» **SET TASK**
Within the records below, find each line that holds the string "this", then copy it.

» **DATA SECTION**
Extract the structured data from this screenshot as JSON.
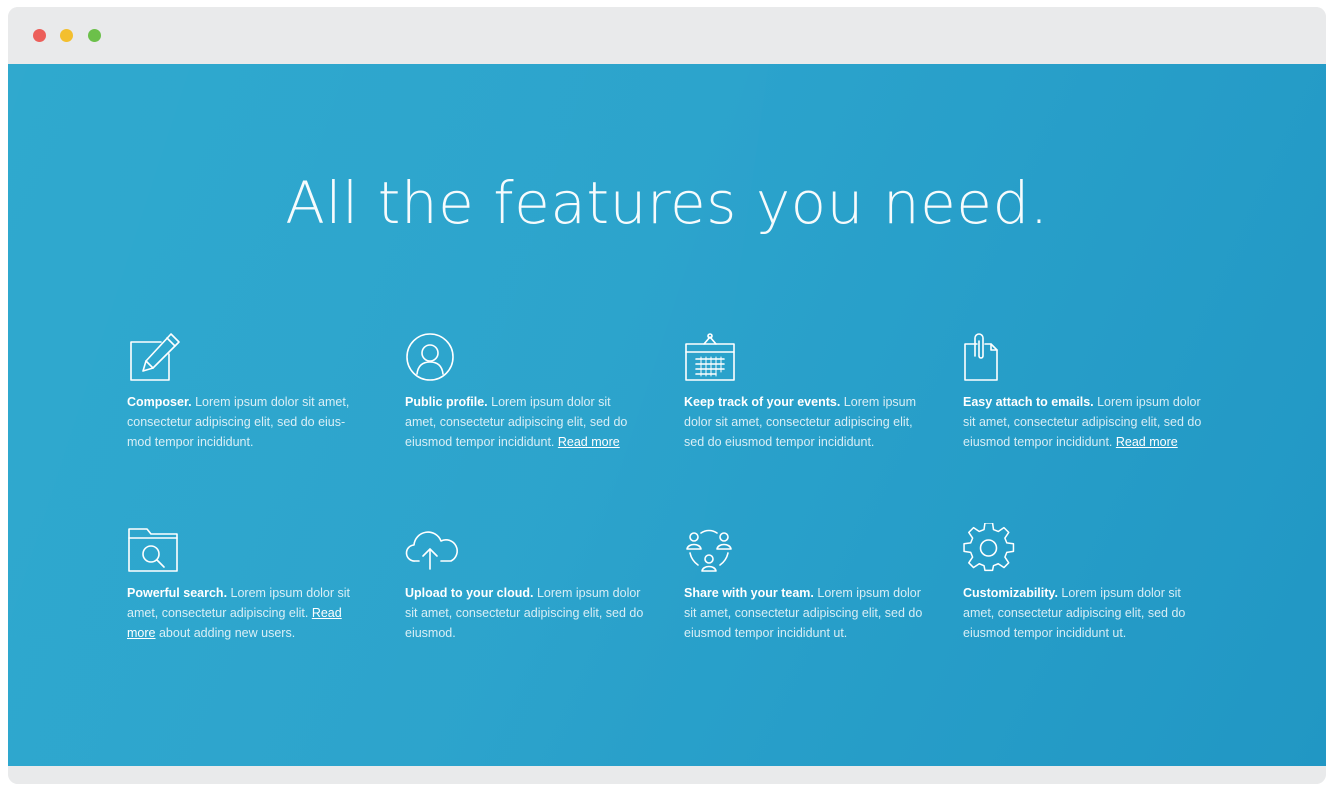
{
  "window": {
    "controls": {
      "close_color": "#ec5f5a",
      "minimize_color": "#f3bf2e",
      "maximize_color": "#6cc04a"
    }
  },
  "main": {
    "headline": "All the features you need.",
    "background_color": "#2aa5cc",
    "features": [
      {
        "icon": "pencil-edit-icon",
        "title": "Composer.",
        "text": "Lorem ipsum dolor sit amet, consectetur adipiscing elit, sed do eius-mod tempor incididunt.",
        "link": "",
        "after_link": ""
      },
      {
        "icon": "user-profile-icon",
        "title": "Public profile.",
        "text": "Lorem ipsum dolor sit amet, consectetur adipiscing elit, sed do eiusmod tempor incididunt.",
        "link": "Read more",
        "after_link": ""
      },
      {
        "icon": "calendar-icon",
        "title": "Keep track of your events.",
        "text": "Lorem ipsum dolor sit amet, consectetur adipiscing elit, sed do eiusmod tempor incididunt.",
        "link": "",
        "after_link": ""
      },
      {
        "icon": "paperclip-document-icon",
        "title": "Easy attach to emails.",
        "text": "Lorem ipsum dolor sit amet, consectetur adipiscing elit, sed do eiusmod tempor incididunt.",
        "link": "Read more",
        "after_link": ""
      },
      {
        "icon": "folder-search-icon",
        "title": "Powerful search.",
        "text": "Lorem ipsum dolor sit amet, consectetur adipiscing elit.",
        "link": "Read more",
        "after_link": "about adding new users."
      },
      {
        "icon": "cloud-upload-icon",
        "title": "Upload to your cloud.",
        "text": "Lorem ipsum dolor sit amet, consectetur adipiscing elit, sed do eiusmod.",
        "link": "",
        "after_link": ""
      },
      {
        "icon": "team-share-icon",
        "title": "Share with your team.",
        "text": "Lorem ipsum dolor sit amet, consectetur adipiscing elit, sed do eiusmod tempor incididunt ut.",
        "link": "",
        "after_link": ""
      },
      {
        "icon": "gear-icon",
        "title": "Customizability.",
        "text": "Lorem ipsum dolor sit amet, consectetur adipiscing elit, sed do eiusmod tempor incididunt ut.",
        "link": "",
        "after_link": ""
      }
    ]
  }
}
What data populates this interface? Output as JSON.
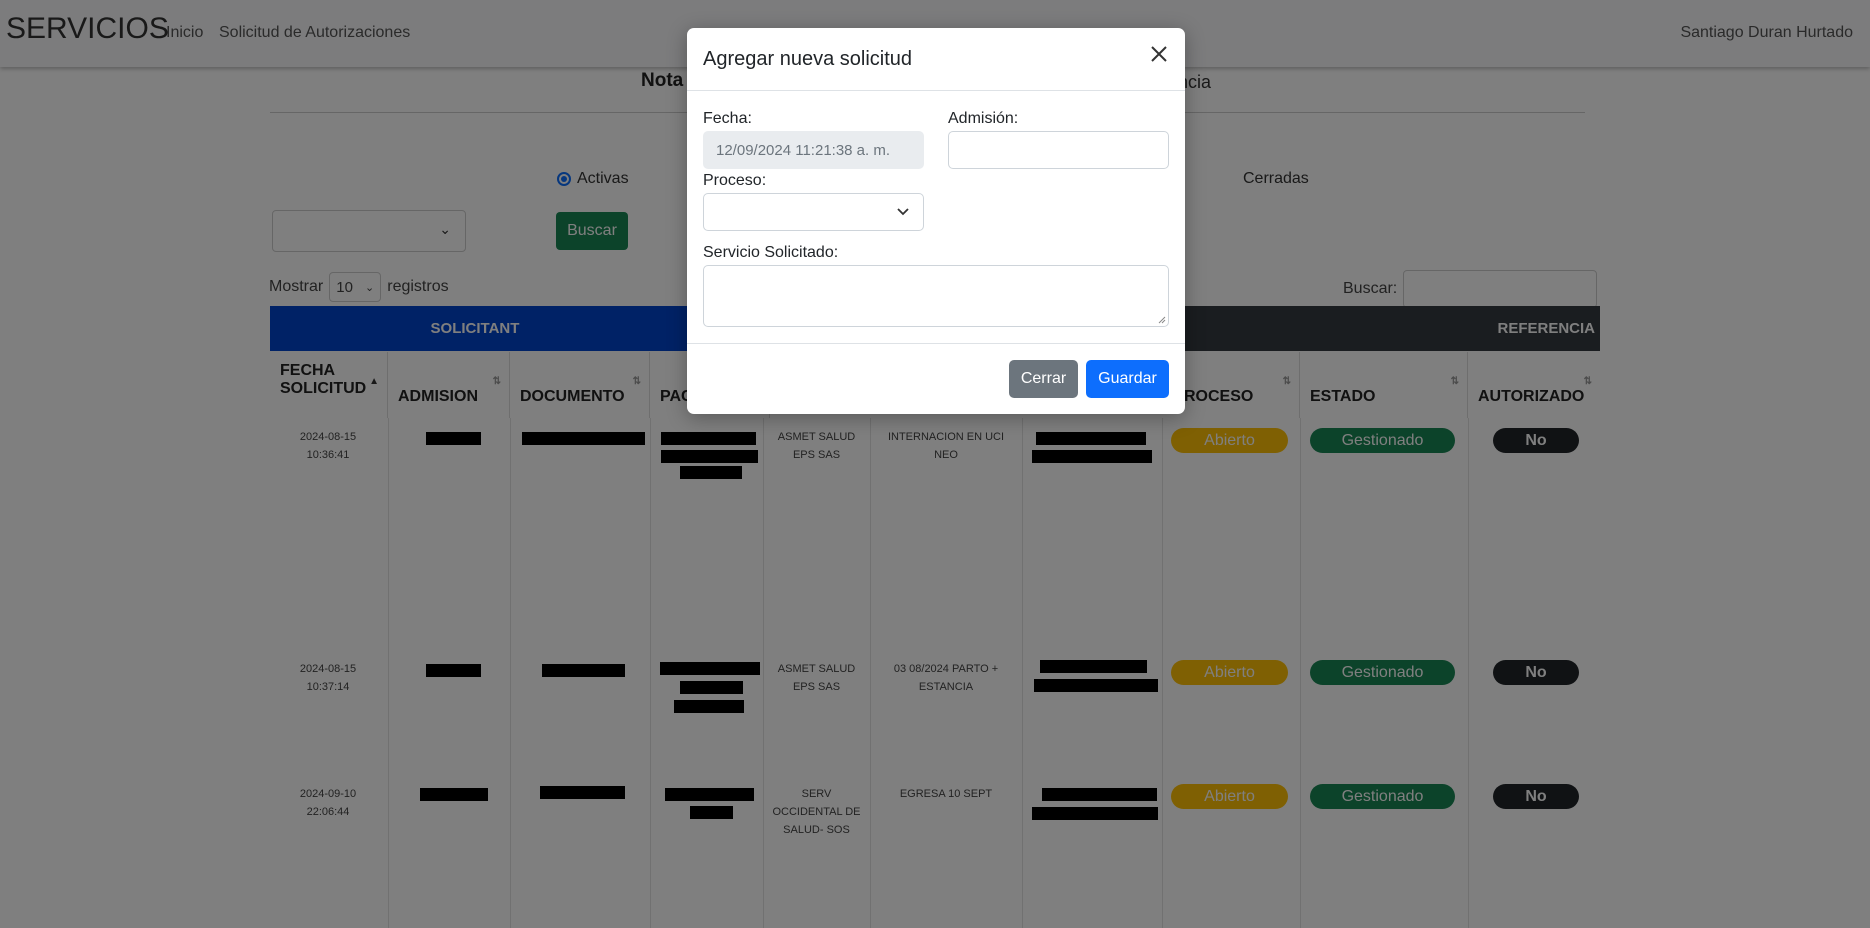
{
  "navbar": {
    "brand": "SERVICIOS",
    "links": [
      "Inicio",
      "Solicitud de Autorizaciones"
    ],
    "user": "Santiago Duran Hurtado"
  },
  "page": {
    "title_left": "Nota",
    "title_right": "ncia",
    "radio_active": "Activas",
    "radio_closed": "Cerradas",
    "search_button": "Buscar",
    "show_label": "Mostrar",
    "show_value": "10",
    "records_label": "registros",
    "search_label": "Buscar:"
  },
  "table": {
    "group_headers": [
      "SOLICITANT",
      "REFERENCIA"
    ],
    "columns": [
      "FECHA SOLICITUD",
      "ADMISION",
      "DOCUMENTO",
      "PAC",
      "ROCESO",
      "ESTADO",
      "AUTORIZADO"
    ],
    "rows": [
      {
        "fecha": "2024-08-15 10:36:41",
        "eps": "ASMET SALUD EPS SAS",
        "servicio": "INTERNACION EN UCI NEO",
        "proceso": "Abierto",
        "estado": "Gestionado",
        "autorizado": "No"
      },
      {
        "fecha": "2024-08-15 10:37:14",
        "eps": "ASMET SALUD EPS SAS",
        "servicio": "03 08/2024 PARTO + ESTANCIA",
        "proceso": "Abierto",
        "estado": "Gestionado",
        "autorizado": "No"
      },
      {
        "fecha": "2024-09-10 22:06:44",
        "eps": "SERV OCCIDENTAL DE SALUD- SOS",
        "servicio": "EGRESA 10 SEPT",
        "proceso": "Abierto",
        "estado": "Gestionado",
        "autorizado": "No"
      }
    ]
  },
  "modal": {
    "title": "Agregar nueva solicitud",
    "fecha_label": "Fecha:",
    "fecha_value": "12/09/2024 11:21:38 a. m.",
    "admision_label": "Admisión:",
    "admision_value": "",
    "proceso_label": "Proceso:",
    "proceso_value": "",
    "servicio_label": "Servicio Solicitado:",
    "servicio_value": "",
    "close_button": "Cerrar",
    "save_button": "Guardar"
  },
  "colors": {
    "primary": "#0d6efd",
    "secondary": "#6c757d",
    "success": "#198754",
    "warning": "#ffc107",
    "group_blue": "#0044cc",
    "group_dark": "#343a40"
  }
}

» **TASK RESPONSE**
Extract the structured data from this screenshot as JSON.
What data populates this interface? Output as JSON.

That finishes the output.